** Begin Passage provided **

Once your cake has baked, leave it in the pan and place on a cooling rack for 10-20 minutes (or the amount of time it takes you to get completely soaked while taking your dogs for a walk during the tail end of a hurricane because they are super annoying when they don't get one. Judging by how wet we were, I assume we were gone for 15 minutes). Take a butter knife and gently run it around the edges of your pan to ensure no sides are sticking. Lay a towel out on top of your cooling rack, and place this on top of the cake. Flip everything over carefully, and gently slide the loaf cake out of the pan. It will be upside down at this point, so prepare a cake board or large platter and place this on the bottom of the cake that's facing up at this point. Quickly flip everything over so your cake is right side up. Transfer your cake to the freezer for several hours so it is completely cooled.
Basically, make sure in the end your cake looks like this when its on a prepared surface. Otherwise your ghosts will be upside down, and it's probably not as easy to haunt people if you're not right side up.
 Once your cake is totally cooled, remove your pudding mix from the fridge. Load up a piping bag or plastic baggy with half of the pudding. Save the other half to eat later, torment people with by acting like you sneezed out a booger, whatever your heart desires. Snip the tip off of the bag, and pipe a layer on top of the cake:
Greener than Shrek!
 Smooth out a bit with an angled spatula. Once topped, take your piping bag and drag it up and down the sides of your cake to create slimy drips:
It should look oozy and gross.
 Bonus, the grosser and oozier it looks, the less like you will have to share your cake with anyone else!

** End Passage provided **
** Begin Provided data **

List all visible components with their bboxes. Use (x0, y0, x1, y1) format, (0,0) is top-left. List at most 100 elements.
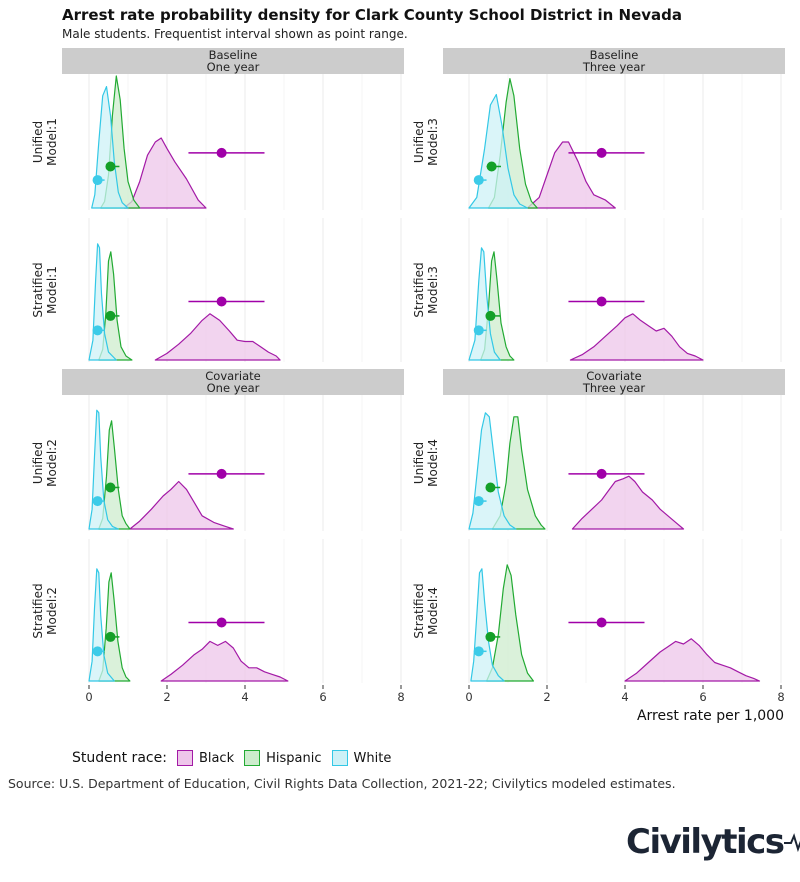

** End Provided data **

_Aim_: In the cake instructions, why does the baker put a cake board on the cake and flip everything over a second time?

_Completed task_: After the cake slides out of the pan onto the towel, it is upside down. Placing the board on the upturned bottom and flipping again sets the cake right side up on a prepared surface, so the ghosts won't end up upside down.